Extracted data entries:
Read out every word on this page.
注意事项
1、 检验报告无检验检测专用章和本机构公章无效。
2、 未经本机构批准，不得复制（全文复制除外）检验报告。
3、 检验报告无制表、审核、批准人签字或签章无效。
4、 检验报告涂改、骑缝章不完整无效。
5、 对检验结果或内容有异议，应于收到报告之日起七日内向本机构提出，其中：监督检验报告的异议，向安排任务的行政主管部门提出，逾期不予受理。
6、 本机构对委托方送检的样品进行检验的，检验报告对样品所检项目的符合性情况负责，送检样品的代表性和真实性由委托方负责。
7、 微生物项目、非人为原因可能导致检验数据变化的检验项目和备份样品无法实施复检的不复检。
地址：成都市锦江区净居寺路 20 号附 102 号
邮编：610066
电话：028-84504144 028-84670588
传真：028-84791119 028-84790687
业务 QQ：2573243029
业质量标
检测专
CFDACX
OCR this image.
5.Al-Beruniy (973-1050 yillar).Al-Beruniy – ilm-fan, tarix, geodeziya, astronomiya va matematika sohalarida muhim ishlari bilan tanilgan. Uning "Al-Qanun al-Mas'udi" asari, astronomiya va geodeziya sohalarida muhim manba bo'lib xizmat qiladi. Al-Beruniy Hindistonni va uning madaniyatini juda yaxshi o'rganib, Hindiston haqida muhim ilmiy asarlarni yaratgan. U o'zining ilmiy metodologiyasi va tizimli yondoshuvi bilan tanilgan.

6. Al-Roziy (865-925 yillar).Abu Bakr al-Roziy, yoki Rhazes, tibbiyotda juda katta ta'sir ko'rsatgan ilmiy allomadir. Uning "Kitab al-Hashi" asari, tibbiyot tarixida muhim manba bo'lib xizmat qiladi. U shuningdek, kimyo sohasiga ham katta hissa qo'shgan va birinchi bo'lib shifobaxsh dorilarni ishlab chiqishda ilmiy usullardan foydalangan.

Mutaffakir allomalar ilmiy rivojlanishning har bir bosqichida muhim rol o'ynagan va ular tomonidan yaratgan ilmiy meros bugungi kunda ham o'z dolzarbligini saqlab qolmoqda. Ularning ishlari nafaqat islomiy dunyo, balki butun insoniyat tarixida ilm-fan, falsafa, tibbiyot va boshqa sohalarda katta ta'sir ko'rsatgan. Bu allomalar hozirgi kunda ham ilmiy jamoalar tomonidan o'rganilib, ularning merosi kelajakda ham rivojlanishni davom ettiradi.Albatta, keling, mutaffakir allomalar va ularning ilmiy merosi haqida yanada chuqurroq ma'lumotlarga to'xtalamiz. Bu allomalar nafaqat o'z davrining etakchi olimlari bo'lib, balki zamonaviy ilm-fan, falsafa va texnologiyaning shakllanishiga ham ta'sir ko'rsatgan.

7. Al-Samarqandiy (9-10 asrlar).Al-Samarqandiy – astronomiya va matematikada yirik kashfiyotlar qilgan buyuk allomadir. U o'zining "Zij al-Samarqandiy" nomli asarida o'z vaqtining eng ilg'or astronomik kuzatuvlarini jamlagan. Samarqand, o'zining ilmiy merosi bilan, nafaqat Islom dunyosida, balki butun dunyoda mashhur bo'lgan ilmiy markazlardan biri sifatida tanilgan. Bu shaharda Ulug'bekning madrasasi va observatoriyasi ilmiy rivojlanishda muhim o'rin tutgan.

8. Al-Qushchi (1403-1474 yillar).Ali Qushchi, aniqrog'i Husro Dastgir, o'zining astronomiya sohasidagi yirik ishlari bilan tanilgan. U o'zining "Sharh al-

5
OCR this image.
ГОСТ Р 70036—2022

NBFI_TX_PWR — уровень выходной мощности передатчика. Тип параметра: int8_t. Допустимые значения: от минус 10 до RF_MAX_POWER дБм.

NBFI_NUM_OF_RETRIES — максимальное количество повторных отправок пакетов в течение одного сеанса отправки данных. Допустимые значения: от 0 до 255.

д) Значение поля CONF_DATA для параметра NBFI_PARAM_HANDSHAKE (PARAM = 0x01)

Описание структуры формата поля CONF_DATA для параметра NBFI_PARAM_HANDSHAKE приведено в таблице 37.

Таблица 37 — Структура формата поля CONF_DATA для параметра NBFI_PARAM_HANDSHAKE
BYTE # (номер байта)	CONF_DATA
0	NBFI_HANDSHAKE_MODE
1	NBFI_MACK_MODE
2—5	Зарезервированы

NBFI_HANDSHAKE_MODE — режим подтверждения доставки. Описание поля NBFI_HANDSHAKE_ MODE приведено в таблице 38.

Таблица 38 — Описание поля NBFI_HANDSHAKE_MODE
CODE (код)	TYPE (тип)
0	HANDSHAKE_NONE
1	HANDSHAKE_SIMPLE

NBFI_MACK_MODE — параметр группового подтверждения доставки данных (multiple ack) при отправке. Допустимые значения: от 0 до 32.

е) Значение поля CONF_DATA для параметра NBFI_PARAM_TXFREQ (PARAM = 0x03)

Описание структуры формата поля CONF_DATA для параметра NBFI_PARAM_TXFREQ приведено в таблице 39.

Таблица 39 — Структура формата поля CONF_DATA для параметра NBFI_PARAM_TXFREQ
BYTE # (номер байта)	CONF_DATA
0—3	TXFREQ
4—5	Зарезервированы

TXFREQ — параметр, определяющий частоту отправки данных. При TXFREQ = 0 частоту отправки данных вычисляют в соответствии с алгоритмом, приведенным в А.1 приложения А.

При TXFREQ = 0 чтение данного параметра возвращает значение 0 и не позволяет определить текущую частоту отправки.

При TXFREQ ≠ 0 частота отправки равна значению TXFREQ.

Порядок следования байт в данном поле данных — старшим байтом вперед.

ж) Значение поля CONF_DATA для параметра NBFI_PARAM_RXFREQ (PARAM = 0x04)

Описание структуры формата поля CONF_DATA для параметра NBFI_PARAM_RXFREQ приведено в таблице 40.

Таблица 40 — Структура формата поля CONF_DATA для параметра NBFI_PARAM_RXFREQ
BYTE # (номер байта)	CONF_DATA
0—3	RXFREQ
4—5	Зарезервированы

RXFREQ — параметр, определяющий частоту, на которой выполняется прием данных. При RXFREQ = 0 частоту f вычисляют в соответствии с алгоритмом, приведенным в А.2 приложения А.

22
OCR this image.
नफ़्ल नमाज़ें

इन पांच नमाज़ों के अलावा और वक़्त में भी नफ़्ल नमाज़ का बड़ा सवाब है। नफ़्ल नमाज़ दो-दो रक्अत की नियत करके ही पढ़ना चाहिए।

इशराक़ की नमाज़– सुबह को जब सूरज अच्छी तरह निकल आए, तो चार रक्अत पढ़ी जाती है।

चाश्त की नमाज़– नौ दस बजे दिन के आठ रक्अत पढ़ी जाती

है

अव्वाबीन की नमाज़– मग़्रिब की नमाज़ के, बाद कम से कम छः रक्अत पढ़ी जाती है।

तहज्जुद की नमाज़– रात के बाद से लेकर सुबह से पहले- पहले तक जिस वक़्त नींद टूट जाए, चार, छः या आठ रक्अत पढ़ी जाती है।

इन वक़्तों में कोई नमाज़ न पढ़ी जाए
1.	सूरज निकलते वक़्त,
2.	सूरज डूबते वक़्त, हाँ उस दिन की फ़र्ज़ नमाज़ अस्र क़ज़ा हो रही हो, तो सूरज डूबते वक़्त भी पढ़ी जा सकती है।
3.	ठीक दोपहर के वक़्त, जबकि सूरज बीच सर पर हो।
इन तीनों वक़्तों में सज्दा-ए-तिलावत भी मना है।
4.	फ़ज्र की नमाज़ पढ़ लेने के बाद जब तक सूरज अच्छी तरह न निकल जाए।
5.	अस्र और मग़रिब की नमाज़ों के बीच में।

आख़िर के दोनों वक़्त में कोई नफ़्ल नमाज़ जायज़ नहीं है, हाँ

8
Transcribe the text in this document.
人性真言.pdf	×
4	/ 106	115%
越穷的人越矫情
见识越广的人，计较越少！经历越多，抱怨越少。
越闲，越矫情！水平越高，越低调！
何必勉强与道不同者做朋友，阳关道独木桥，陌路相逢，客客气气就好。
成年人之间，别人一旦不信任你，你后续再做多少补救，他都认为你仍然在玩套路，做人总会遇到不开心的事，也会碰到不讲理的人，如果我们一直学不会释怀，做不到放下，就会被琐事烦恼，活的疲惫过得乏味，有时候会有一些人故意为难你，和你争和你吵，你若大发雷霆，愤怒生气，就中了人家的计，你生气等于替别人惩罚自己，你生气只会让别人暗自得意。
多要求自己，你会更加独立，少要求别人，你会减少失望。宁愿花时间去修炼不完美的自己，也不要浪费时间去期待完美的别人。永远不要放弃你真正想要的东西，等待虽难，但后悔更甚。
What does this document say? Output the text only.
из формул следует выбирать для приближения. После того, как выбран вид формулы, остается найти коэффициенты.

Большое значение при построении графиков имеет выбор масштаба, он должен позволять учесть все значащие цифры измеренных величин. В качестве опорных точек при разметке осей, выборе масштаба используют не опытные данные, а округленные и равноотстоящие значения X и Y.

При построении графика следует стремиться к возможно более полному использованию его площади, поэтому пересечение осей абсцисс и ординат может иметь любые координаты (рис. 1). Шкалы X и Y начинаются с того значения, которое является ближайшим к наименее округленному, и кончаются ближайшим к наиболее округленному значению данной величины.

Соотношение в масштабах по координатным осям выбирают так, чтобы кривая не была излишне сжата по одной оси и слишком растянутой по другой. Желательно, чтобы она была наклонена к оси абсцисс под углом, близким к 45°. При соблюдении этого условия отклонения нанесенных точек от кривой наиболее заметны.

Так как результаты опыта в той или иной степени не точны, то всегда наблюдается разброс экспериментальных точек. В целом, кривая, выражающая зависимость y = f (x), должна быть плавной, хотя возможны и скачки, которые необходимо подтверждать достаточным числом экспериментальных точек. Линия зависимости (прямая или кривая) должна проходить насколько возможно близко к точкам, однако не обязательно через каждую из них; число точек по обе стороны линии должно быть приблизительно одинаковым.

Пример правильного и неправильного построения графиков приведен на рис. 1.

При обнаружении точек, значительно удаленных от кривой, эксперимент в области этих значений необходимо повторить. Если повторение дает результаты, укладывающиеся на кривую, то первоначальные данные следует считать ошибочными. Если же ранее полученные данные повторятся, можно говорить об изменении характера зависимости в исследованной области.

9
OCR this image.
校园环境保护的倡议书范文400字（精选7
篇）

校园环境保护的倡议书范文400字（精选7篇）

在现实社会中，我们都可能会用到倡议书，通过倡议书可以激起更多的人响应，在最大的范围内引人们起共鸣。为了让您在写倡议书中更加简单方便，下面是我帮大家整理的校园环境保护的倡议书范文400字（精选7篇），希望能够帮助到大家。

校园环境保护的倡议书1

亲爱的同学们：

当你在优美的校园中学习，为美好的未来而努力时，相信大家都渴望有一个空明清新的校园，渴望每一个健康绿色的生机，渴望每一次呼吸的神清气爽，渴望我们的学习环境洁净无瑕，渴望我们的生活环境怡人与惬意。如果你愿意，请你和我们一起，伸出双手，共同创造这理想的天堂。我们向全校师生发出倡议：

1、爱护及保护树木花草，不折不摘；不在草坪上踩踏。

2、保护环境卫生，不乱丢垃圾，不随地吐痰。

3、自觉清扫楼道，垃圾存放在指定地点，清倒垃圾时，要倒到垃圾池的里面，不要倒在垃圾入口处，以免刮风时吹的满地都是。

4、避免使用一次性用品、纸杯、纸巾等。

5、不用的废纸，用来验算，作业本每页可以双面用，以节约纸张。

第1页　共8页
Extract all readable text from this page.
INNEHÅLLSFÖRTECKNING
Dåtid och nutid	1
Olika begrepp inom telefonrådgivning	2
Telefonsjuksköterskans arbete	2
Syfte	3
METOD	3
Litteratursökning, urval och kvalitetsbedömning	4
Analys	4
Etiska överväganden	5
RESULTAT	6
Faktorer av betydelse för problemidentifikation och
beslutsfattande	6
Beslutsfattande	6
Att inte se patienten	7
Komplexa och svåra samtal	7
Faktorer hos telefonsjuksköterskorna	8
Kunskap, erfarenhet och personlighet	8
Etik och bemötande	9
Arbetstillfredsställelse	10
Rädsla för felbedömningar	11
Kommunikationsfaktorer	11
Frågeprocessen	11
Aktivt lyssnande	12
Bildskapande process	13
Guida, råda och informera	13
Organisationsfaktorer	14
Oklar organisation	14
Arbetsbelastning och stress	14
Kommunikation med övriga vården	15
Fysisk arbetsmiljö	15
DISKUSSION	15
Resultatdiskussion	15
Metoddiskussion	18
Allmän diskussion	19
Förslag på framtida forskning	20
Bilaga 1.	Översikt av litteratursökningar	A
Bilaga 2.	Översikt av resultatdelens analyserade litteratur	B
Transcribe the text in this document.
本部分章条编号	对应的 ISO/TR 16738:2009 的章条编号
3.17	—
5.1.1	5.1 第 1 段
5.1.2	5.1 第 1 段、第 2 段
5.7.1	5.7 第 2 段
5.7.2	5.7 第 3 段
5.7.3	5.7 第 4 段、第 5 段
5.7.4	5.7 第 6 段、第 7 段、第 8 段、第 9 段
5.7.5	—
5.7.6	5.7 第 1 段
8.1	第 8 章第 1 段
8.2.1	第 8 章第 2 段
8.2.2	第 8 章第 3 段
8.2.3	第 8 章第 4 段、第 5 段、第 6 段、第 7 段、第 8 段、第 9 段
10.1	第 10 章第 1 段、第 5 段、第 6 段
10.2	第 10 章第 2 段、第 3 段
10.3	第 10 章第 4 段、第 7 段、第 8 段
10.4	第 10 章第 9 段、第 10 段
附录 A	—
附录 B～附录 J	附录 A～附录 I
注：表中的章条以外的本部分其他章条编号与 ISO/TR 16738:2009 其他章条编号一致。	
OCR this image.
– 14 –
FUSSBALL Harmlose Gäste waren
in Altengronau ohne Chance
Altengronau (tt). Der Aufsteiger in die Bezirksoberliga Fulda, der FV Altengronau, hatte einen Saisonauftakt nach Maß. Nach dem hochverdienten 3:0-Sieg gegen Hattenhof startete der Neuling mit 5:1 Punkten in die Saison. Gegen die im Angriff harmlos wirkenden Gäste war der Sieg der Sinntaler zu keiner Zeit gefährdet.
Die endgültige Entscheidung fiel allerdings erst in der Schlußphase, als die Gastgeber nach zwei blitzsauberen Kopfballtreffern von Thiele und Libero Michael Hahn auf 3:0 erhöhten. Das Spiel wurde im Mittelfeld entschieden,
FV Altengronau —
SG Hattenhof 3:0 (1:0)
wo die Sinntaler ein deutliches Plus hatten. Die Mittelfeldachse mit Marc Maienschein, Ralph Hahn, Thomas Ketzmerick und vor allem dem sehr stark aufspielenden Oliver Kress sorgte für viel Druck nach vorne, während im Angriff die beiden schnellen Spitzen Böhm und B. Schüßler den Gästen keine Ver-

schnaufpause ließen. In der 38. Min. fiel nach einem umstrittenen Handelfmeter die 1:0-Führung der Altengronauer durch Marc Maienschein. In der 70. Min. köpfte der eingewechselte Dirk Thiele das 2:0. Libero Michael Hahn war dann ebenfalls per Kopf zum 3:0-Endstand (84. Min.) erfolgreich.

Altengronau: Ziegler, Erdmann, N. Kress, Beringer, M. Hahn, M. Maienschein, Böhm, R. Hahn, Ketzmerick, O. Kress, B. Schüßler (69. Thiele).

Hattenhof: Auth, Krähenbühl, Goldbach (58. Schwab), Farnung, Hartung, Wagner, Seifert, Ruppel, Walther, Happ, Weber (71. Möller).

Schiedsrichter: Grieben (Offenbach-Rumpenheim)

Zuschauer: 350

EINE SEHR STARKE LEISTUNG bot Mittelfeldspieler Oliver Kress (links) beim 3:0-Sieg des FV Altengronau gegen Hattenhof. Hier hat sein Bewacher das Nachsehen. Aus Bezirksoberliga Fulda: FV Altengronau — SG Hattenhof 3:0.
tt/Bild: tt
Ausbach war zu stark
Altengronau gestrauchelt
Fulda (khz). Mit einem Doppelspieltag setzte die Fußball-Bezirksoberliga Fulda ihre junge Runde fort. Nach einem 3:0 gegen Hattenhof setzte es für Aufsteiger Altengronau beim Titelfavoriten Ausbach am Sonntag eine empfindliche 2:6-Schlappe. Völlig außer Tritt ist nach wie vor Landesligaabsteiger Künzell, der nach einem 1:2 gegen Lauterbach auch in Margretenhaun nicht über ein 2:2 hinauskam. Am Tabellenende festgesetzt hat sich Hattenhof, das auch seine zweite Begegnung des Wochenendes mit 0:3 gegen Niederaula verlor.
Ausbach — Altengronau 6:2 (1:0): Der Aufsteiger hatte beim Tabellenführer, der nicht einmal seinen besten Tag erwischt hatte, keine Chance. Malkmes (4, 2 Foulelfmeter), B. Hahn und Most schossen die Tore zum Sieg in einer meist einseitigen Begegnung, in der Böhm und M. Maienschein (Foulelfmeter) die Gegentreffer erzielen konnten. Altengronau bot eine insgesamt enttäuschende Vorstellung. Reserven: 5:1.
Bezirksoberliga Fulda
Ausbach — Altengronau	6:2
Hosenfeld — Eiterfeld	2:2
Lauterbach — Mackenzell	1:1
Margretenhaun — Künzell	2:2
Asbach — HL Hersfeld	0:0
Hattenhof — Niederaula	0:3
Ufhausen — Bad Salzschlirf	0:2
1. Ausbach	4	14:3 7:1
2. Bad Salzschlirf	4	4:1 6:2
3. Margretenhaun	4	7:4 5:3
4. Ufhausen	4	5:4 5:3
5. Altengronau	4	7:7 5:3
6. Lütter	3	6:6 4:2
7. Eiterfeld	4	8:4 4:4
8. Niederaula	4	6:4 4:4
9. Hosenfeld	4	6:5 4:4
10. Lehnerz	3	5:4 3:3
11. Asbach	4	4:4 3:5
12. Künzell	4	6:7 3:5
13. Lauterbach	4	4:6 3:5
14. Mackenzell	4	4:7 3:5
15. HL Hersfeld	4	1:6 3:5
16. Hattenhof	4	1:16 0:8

Given task
Single out each line of the records above with the string "Begegnung" in it, and copy it.

Result
Fulda (khz). Mit einem Doppelspieltag setzte die Fußball-Bezirksoberliga Fulda ihre junge Runde fort. Nach einem 3:0 gegen Hattenhof setzte es für Aufsteiger Altengronau beim Titelfavoriten Ausbach am Sonntag eine empfindliche 2:6-Schlappe. Völlig außer Tritt ist nach wie vor Landesligaabsteiger Künzell, der nach einem 1:2 gegen Lauterbach auch in Margretenhaun nicht über ein 2:2 hinauskam. Am Tabellenende festgesetzt hat sich Hattenhof, das auch seine zweite Begegnung des Wochenendes mit 0:3 gegen Niederaula verlor.
Ausbach — Altengronau 6:2 (1:0): Der Aufsteiger hatte beim Tabellenführer, der nicht einmal seinen besten Tag erwischt hatte, keine Chance. Malkmes (4, 2 Foulelfmeter), B. Hahn und Most schossen die Tore zum Sieg in einer meist einseitigen Begegnung, in der Böhm und M. Maienschein (Foulelfmeter) die Gegentreffer erzielen konnten. Altengronau bot eine insgesamt enttäuschende Vorstellung. Reserven: 5:1.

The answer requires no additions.